Written task: From the data that follows, report how many lines hold the string "name", giving only the number.

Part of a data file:
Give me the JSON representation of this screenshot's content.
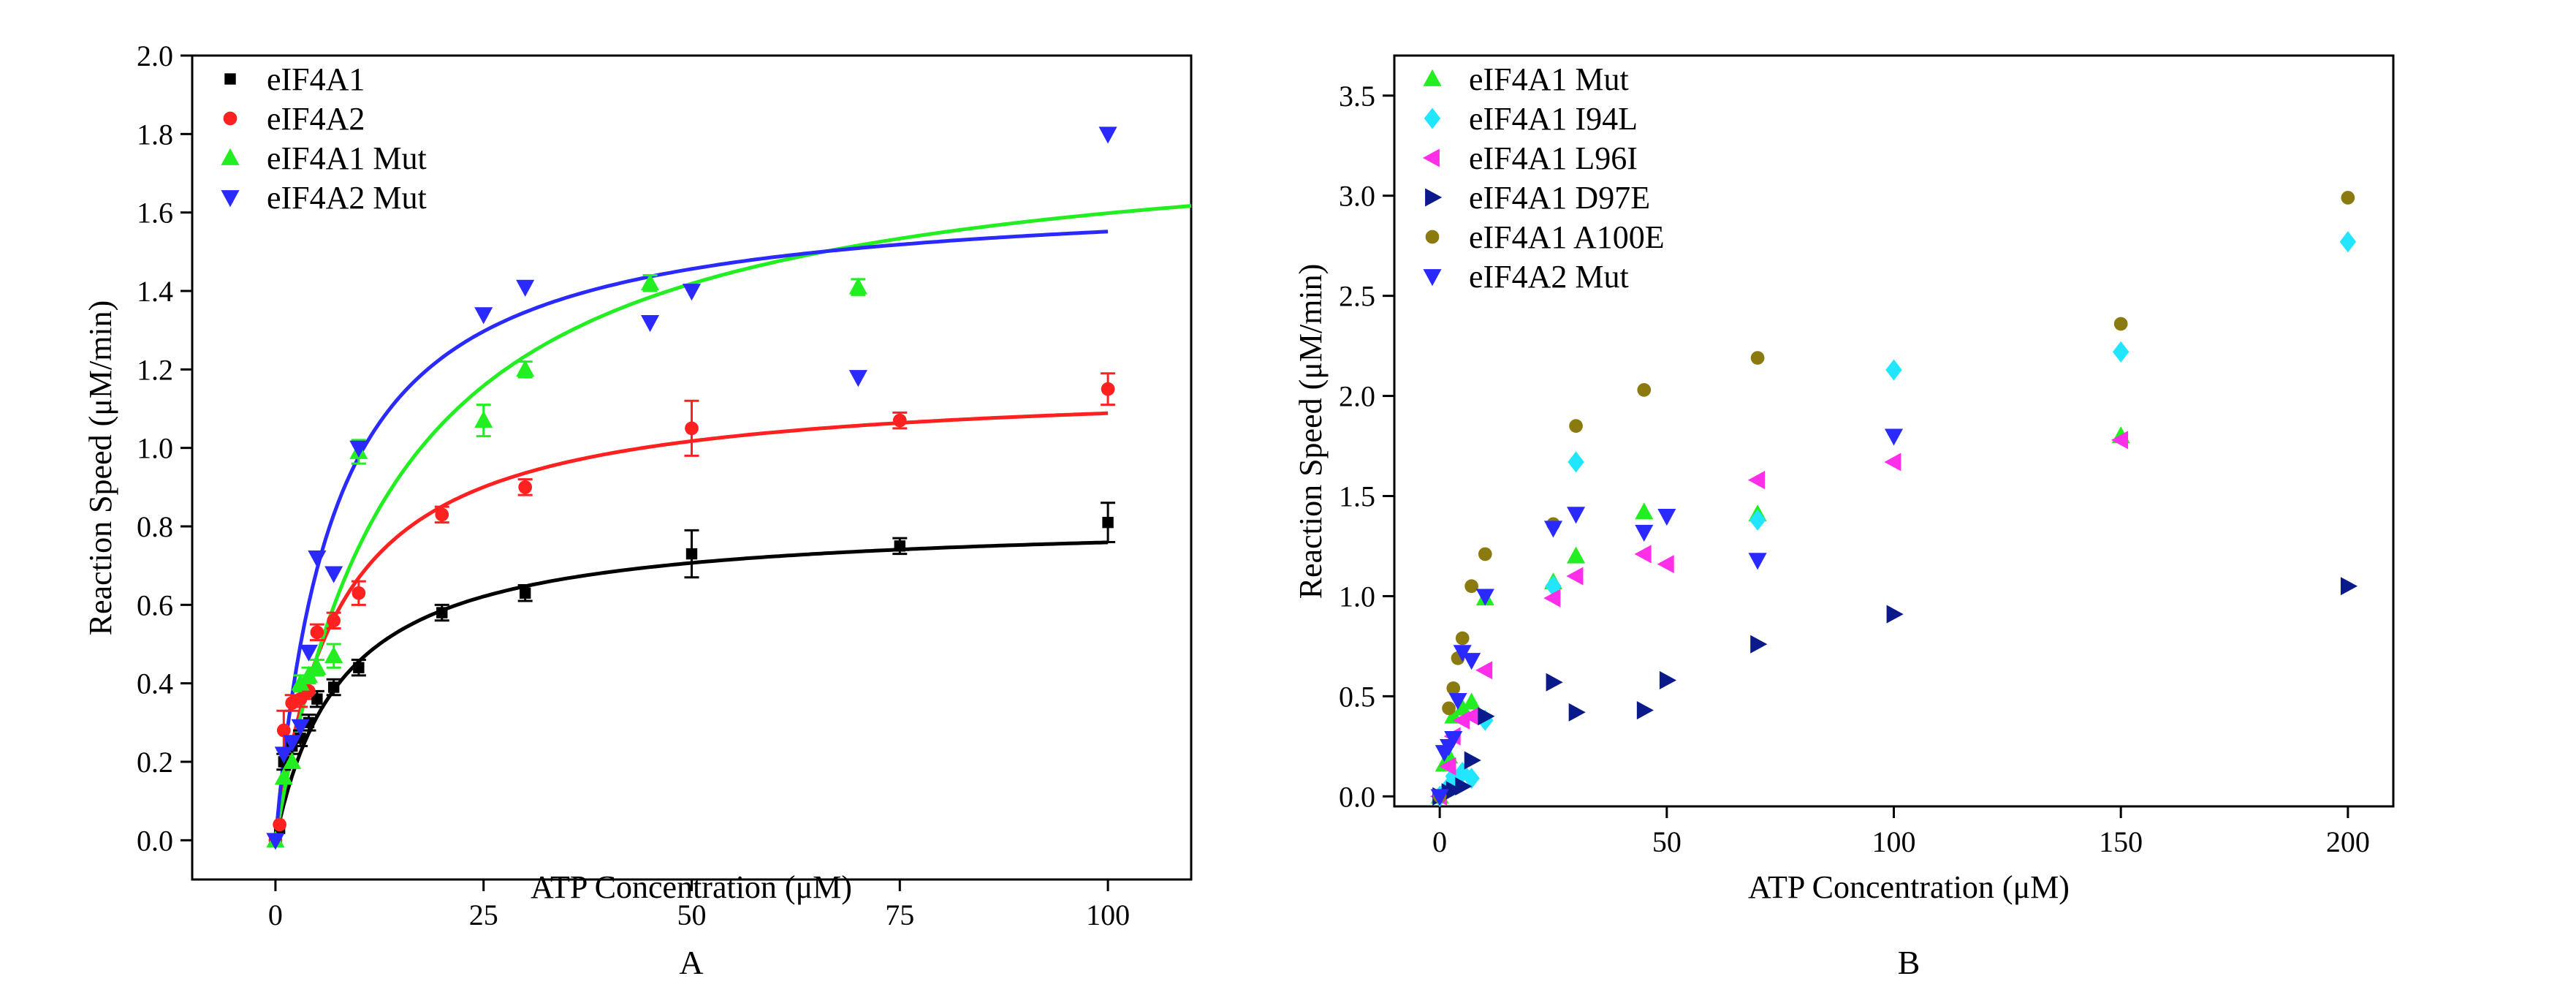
{
  "chart_data": [
    {
      "panel_label": "A",
      "type": "scatter",
      "xlabel": "ATP Concentration (μM)",
      "ylabel": "Reaction Speed (μM/min)",
      "xlim": [
        -10,
        110
      ],
      "ylim": [
        -0.1,
        2.0
      ],
      "xticks": [
        0,
        25,
        50,
        75,
        100
      ],
      "xtick_labels": [
        "0",
        "25",
        "50",
        "75",
        "100"
      ],
      "yticks": [
        0.0,
        0.2,
        0.4,
        0.6,
        0.8,
        1.0,
        1.2,
        1.4,
        1.6,
        1.8,
        2.0
      ],
      "ytick_labels": [
        "0.0",
        "0.2",
        "0.4",
        "0.6",
        "0.8",
        "1.0",
        "1.2",
        "1.4",
        "1.6",
        "1.8",
        "2.0"
      ],
      "legend_position": "top-left",
      "series": [
        {
          "name": "eIF4A1",
          "color": "#000000",
          "marker": "square",
          "points": [
            [
              0,
              0.0
            ],
            [
              0.5,
              0.03
            ],
            [
              1,
              0.2
            ],
            [
              2,
              0.24
            ],
            [
              3,
              0.26
            ],
            [
              4,
              0.3
            ],
            [
              5,
              0.36
            ],
            [
              7,
              0.39
            ],
            [
              10,
              0.44
            ],
            [
              20,
              0.58
            ],
            [
              30,
              0.63
            ],
            [
              50,
              0.73
            ],
            [
              75,
              0.75
            ],
            [
              100,
              0.81
            ]
          ],
          "errors": [
            0,
            0,
            0.02,
            0.02,
            0.02,
            0.02,
            0.02,
            0.02,
            0.02,
            0.02,
            0.02,
            0.06,
            0.02,
            0.05
          ],
          "fit": {
            "model": "Michaelis-Menten",
            "vmax": 0.82,
            "km": 8.0,
            "x_end": 100
          }
        },
        {
          "name": "eIF4A2",
          "color": "#ff2020",
          "marker": "circle",
          "points": [
            [
              0,
              0.0
            ],
            [
              0.5,
              0.04
            ],
            [
              1,
              0.28
            ],
            [
              2,
              0.35
            ],
            [
              3,
              0.36
            ],
            [
              4,
              0.38
            ],
            [
              5,
              0.53
            ],
            [
              7,
              0.56
            ],
            [
              10,
              0.63
            ],
            [
              20,
              0.83
            ],
            [
              30,
              0.9
            ],
            [
              50,
              1.05
            ],
            [
              75,
              1.07
            ],
            [
              100,
              1.15
            ]
          ],
          "errors": [
            0,
            0,
            0.05,
            0.02,
            0.02,
            0.02,
            0.02,
            0.02,
            0.03,
            0.02,
            0.02,
            0.07,
            0.02,
            0.04
          ],
          "fit": {
            "model": "Michaelis-Menten",
            "vmax": 1.17,
            "km": 7.5,
            "x_end": 100
          }
        },
        {
          "name": "eIF4A1 Mut",
          "color": "#22ee22",
          "marker": "triangle-up",
          "points": [
            [
              0,
              0.0
            ],
            [
              1,
              0.16
            ],
            [
              2,
              0.2
            ],
            [
              3,
              0.4
            ],
            [
              4,
              0.42
            ],
            [
              5,
              0.44
            ],
            [
              7,
              0.47
            ],
            [
              10,
              0.99
            ],
            [
              25,
              1.07
            ],
            [
              30,
              1.2
            ],
            [
              45,
              1.42
            ],
            [
              70,
              1.41
            ]
          ],
          "errors": [
            0,
            0,
            0,
            0.02,
            0.02,
            0.02,
            0.03,
            0.03,
            0.04,
            0.02,
            0.02,
            0.02
          ],
          "fit": {
            "model": "Michaelis-Menten",
            "vmax": 1.83,
            "km": 14.5,
            "x_end": 110
          }
        },
        {
          "name": "eIF4A2 Mut",
          "color": "#2a2aff",
          "marker": "triangle-down",
          "points": [
            [
              0,
              0.0
            ],
            [
              1,
              0.22
            ],
            [
              2,
              0.25
            ],
            [
              3,
              0.29
            ],
            [
              4,
              0.48
            ],
            [
              5,
              0.72
            ],
            [
              7,
              0.68
            ],
            [
              10,
              1.0
            ],
            [
              25,
              1.34
            ],
            [
              30,
              1.41
            ],
            [
              45,
              1.32
            ],
            [
              50,
              1.4
            ],
            [
              70,
              1.18
            ],
            [
              100,
              1.8
            ]
          ],
          "errors": [
            0,
            0,
            0,
            0,
            0,
            0,
            0,
            0,
            0,
            0,
            0,
            0,
            0,
            0
          ],
          "fit": {
            "model": "Michaelis-Menten",
            "vmax": 1.66,
            "km": 7.0,
            "x_end": 100
          }
        }
      ]
    },
    {
      "panel_label": "B",
      "type": "scatter",
      "xlabel": "ATP Concentration (μM)",
      "ylabel": "Reaction Speed (μM/min)",
      "xlim": [
        -10,
        210
      ],
      "ylim": [
        -0.05,
        3.7
      ],
      "xticks": [
        0,
        50,
        100,
        150,
        200
      ],
      "xtick_labels": [
        "0",
        "50",
        "100",
        "150",
        "200"
      ],
      "yticks": [
        0.0,
        0.5,
        1.0,
        1.5,
        2.0,
        2.5,
        3.0,
        3.5
      ],
      "ytick_labels": [
        "0.0",
        "0.5",
        "1.0",
        "1.5",
        "2.0",
        "2.5",
        "3.0",
        "3.5"
      ],
      "legend_position": "top-left",
      "series": [
        {
          "name": "eIF4A1 Mut",
          "color": "#22ee22",
          "marker": "triangle-up",
          "points": [
            [
              0,
              0.0
            ],
            [
              1,
              0.16
            ],
            [
              2,
              0.2
            ],
            [
              3,
              0.4
            ],
            [
              5,
              0.44
            ],
            [
              7,
              0.47
            ],
            [
              10,
              0.99
            ],
            [
              25,
              1.07
            ],
            [
              30,
              1.2
            ],
            [
              45,
              1.42
            ],
            [
              70,
              1.41
            ],
            [
              150,
              1.8
            ]
          ]
        },
        {
          "name": "eIF4A1 I94L",
          "color": "#22e5ff",
          "marker": "diamond",
          "points": [
            [
              0,
              0.0
            ],
            [
              2,
              0.05
            ],
            [
              3,
              0.1
            ],
            [
              5,
              0.12
            ],
            [
              7,
              0.09
            ],
            [
              10,
              0.38
            ],
            [
              25,
              1.05
            ],
            [
              30,
              1.67
            ],
            [
              70,
              1.38
            ],
            [
              100,
              2.13
            ],
            [
              150,
              2.22
            ],
            [
              200,
              2.77
            ]
          ]
        },
        {
          "name": "eIF4A1 L96I",
          "color": "#ff2ee8",
          "marker": "triangle-left",
          "points": [
            [
              0,
              0.0
            ],
            [
              2,
              0.15
            ],
            [
              3,
              0.3
            ],
            [
              5,
              0.38
            ],
            [
              7,
              0.4
            ],
            [
              10,
              0.63
            ],
            [
              25,
              0.99
            ],
            [
              30,
              1.1
            ],
            [
              45,
              1.21
            ],
            [
              50,
              1.16
            ],
            [
              70,
              1.58
            ],
            [
              100,
              1.67
            ],
            [
              150,
              1.78
            ]
          ]
        },
        {
          "name": "eIF4A1 D97E",
          "color": "#0a1a8a",
          "marker": "triangle-right",
          "points": [
            [
              0,
              0.0
            ],
            [
              2,
              0.02
            ],
            [
              3,
              0.03
            ],
            [
              5,
              0.05
            ],
            [
              7,
              0.18
            ],
            [
              10,
              0.4
            ],
            [
              25,
              0.57
            ],
            [
              30,
              0.42
            ],
            [
              45,
              0.43
            ],
            [
              50,
              0.58
            ],
            [
              70,
              0.76
            ],
            [
              100,
              0.91
            ],
            [
              200,
              1.05
            ]
          ]
        },
        {
          "name": "eIF4A1 A100E",
          "color": "#8a7a10",
          "marker": "circle",
          "points": [
            [
              0,
              0.0
            ],
            [
              2,
              0.44
            ],
            [
              3,
              0.54
            ],
            [
              5,
              0.79
            ],
            [
              4,
              0.69
            ],
            [
              7,
              1.05
            ],
            [
              10,
              1.21
            ],
            [
              25,
              1.36
            ],
            [
              30,
              1.85
            ],
            [
              45,
              2.03
            ],
            [
              70,
              2.19
            ],
            [
              150,
              2.36
            ],
            [
              200,
              2.99
            ]
          ]
        },
        {
          "name": "eIF4A2 Mut",
          "color": "#2a2aff",
          "marker": "triangle-down",
          "points": [
            [
              0,
              0.0
            ],
            [
              1,
              0.22
            ],
            [
              2,
              0.25
            ],
            [
              3,
              0.29
            ],
            [
              4,
              0.48
            ],
            [
              5,
              0.72
            ],
            [
              7,
              0.68
            ],
            [
              10,
              1.0
            ],
            [
              25,
              1.34
            ],
            [
              30,
              1.41
            ],
            [
              45,
              1.32
            ],
            [
              50,
              1.4
            ],
            [
              70,
              1.18
            ],
            [
              100,
              1.8
            ]
          ]
        }
      ]
    }
  ]
}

Reply to the exercise: 10